▸ **Exercise directions**: Without the pictures, reproduce the records that follow exactly.
BEGIN Input records
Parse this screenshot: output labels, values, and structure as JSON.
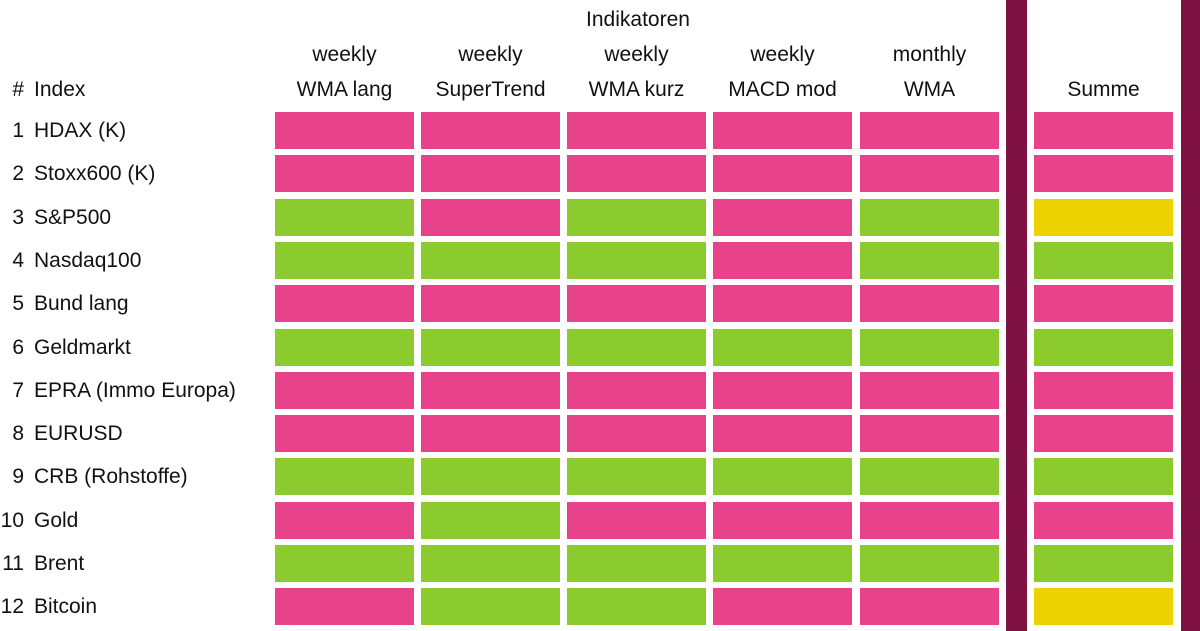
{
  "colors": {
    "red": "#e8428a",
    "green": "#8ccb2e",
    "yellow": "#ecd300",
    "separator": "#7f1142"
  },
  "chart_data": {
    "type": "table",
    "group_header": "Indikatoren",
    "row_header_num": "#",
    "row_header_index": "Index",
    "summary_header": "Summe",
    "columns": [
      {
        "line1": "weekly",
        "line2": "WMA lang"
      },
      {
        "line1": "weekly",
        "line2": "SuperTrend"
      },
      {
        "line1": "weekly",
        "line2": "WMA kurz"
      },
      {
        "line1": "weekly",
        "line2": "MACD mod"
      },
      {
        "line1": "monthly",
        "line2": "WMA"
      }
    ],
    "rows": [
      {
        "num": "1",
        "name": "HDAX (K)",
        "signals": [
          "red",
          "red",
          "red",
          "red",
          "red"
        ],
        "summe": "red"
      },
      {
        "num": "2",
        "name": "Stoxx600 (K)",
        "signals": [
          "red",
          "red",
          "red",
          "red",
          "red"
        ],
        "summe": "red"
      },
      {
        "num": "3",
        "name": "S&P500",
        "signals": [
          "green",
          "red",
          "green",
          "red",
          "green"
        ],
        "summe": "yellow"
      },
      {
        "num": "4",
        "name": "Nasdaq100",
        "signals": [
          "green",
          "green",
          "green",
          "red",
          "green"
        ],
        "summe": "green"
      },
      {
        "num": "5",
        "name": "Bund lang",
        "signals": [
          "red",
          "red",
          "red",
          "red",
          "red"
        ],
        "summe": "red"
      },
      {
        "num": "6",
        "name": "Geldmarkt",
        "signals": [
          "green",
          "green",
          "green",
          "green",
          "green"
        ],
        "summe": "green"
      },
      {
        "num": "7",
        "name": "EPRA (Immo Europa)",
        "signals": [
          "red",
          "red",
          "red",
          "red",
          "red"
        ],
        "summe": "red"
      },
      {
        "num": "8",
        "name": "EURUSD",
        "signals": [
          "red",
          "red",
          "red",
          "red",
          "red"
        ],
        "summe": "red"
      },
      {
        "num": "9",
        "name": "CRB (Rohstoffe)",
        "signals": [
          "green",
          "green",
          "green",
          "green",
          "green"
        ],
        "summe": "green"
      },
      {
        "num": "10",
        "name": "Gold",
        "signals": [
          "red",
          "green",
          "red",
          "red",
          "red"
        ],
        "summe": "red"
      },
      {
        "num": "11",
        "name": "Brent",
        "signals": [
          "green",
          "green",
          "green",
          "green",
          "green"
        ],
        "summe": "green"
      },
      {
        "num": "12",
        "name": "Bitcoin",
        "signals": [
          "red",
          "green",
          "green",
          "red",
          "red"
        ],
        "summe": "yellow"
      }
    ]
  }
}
END Input records
▸ **Solution below**:
Parse this screenshot: output labels, values, and structure as JSON.
{
  "colors": {
    "red": "#e8428a",
    "green": "#8ccb2e",
    "yellow": "#ecd300",
    "separator": "#7f1142"
  },
  "chart_data": {
    "type": "table",
    "group_header": "Indikatoren",
    "row_header_num": "#",
    "row_header_index": "Index",
    "summary_header": "Summe",
    "columns": [
      {
        "line1": "weekly",
        "line2": "WMA lang"
      },
      {
        "line1": "weekly",
        "line2": "SuperTrend"
      },
      {
        "line1": "weekly",
        "line2": "WMA kurz"
      },
      {
        "line1": "weekly",
        "line2": "MACD mod"
      },
      {
        "line1": "monthly",
        "line2": "WMA"
      }
    ],
    "rows": [
      {
        "num": "1",
        "name": "HDAX (K)",
        "signals": [
          "red",
          "red",
          "red",
          "red",
          "red"
        ],
        "summe": "red"
      },
      {
        "num": "2",
        "name": "Stoxx600 (K)",
        "signals": [
          "red",
          "red",
          "red",
          "red",
          "red"
        ],
        "summe": "red"
      },
      {
        "num": "3",
        "name": "S&P500",
        "signals": [
          "green",
          "red",
          "green",
          "red",
          "green"
        ],
        "summe": "yellow"
      },
      {
        "num": "4",
        "name": "Nasdaq100",
        "signals": [
          "green",
          "green",
          "green",
          "red",
          "green"
        ],
        "summe": "green"
      },
      {
        "num": "5",
        "name": "Bund lang",
        "signals": [
          "red",
          "red",
          "red",
          "red",
          "red"
        ],
        "summe": "red"
      },
      {
        "num": "6",
        "name": "Geldmarkt",
        "signals": [
          "green",
          "green",
          "green",
          "green",
          "green"
        ],
        "summe": "green"
      },
      {
        "num": "7",
        "name": "EPRA (Immo Europa)",
        "signals": [
          "red",
          "red",
          "red",
          "red",
          "red"
        ],
        "summe": "red"
      },
      {
        "num": "8",
        "name": "EURUSD",
        "signals": [
          "red",
          "red",
          "red",
          "red",
          "red"
        ],
        "summe": "red"
      },
      {
        "num": "9",
        "name": "CRB (Rohstoffe)",
        "signals": [
          "green",
          "green",
          "green",
          "green",
          "green"
        ],
        "summe": "green"
      },
      {
        "num": "10",
        "name": "Gold",
        "signals": [
          "red",
          "green",
          "red",
          "red",
          "red"
        ],
        "summe": "red"
      },
      {
        "num": "11",
        "name": "Brent",
        "signals": [
          "green",
          "green",
          "green",
          "green",
          "green"
        ],
        "summe": "green"
      },
      {
        "num": "12",
        "name": "Bitcoin",
        "signals": [
          "red",
          "green",
          "green",
          "red",
          "red"
        ],
        "summe": "yellow"
      }
    ]
  }
}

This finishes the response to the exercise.